[Date Prev][Date Next][Thread Prev][Thread Next][Date Index][Thread Index]

Re: Newspaper Story About Soviet Pu Workers in 40's and 50's



Dear Colleagues:
     What seems relatively newsworthy in this story is the health endpoint, 
"pneumoscleriosis".  In my scant contacts with Russian radiological 
health personnel, they seem to have documented a substantial amount of 
hot particle inhalation and to have more pulmonary fibrosis among those 
exposed. I assume these are related.  In our preoccupation with cancer, I 
don't recall many reports of pulmonary fibrosis. I looked for such reports 
for uranium miners but failed to find them. 
Can some of you radsafers fill us in on this?
    John Goldsmith, M.D., M.P.H., Ben Gurion U.  gjohn@bgumail.bgu.ac.il
On Thu, 6 Jun 1996, Dr. Marvin Goldman wrote:

> >
> >     Fellow Radsafers,
> >
> >     I have just come across a May 25 newspaper clipping
> >     in the Ottawa Citizen discussing the story
> >     of Soviet weapons facility workers in the
> >     late 40's and early 50's.
> >
> >     The article says that there were very poor
> >     working conditions at the plant at Dubna
> >     and that a number of workers died of an
> >     apparently Pu-induced pneumo-sclerosis.
> >
> >     I apologize if this is old news to you
> >     but I would like to know if there is more
> >     information out there on this topic.
> >
> >     Jim Presley
> >     Health Physicist
> >     AECB
> >
> >     presley.j@atomcom.gc.ca
> I would check the news paper source.  Dubna was not into Pu heavily.
----------------------------------------
Actions to take →
1 – From the list message, write out the part from "Re: Newspaper Story" to "to find them.".
2 – Translate this sentence from the list message into Spanish: "I looked for such reports for uranium miners but failed to find them."
3 – According to the list message, in which newspaper did Jim Presley find the May 25 clipping?
The items below this point come from a separate source.

Recorded data →
----------------------------------------
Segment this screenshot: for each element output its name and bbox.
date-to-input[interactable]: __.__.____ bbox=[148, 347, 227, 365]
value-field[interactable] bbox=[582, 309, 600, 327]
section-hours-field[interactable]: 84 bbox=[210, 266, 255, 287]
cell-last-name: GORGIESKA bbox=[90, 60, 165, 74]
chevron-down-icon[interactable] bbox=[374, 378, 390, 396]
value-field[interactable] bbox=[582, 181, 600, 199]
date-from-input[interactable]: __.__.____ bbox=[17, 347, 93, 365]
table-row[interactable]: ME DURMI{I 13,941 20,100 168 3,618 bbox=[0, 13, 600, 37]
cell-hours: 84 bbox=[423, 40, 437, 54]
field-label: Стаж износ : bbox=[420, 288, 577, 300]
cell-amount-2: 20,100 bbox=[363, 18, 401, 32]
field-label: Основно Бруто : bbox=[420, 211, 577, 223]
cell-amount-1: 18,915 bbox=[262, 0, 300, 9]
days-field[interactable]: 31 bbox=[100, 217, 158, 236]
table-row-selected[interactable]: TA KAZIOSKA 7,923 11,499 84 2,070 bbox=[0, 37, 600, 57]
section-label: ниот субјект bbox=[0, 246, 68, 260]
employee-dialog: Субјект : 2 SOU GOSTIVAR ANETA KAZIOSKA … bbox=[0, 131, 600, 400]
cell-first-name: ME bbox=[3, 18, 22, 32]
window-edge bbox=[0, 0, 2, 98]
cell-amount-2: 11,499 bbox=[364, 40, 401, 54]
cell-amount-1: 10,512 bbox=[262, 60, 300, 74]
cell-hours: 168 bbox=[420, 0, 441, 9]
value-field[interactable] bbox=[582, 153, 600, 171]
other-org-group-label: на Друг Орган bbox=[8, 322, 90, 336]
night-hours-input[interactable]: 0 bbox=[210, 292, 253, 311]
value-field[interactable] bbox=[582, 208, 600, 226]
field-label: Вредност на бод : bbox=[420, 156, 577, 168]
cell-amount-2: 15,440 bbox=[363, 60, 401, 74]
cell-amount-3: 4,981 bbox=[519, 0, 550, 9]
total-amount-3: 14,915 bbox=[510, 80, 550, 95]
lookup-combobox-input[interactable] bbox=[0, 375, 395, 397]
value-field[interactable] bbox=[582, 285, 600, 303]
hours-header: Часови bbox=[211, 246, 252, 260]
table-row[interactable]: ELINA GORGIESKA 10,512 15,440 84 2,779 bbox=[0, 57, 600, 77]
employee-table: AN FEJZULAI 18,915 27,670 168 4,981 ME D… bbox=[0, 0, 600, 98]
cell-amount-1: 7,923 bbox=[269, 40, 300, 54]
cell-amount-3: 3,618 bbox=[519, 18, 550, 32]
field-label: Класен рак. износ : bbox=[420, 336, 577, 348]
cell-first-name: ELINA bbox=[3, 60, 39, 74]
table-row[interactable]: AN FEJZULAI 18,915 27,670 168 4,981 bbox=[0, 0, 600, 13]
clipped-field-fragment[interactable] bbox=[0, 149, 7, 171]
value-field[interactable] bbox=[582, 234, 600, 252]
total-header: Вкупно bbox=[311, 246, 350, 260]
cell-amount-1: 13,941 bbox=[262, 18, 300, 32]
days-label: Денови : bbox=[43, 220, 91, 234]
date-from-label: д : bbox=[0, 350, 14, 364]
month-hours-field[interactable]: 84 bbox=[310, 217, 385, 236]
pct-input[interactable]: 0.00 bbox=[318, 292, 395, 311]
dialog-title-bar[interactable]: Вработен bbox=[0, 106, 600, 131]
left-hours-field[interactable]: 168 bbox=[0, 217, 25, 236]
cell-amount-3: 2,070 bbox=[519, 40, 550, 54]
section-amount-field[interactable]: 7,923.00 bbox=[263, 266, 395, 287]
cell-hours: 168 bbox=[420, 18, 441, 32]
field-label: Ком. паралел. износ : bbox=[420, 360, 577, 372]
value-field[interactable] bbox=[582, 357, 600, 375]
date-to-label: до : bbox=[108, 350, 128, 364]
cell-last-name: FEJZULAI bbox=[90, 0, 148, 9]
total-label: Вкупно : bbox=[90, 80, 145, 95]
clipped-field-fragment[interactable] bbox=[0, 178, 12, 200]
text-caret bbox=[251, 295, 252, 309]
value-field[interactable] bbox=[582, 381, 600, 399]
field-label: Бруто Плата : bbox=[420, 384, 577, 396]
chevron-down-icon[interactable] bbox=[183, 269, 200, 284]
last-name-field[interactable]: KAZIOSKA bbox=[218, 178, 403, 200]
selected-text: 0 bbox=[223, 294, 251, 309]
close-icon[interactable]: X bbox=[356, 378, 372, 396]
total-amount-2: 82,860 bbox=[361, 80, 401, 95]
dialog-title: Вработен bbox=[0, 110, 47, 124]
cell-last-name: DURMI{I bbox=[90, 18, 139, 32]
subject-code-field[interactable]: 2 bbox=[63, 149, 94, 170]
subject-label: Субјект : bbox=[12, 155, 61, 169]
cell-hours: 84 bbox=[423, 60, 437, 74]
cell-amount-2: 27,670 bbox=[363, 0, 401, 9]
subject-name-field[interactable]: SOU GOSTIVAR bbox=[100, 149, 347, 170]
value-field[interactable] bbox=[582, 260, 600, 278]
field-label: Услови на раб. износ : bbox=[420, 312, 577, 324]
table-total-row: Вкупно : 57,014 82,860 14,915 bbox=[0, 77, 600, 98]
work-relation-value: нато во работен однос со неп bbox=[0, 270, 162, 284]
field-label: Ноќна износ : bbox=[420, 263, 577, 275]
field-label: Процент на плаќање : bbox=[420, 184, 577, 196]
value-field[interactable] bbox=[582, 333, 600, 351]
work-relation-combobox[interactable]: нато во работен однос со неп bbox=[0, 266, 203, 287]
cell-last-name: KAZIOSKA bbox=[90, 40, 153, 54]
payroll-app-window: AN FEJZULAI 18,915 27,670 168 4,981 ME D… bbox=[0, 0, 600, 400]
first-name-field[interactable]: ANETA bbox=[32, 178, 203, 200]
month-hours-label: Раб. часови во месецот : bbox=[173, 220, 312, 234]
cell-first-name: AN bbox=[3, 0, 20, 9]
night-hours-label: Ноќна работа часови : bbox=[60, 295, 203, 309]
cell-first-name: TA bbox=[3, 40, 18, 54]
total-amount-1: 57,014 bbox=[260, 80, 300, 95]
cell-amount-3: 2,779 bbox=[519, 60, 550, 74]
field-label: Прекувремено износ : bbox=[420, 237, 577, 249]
----------------------------------------
Answers below →
1 –
Re: Newspaper Story About Soviet Pu Workers in 40's and 50's



Dear Colleagues:
     What seems relatively newsworthy in this story is the health endpoint, 
"pneumoscleriosis".  In my scant contacts with Russian radiological 
health personnel, they seem to have documented a substantial amount of 
hot particle inhalation and to have more pulmonary fibrosis among those 
exposed. I assume these are related.  In our preoccupation with cancer, I 
don't recall many reports of pulmonary fibrosis. I looked for such reports 
for uranium miners but failed to find them.

2 – Busqué informes de ese tipo sobre mineros del uranio, pero no logré encontrarlos.

3 – The Ottawa Citizen.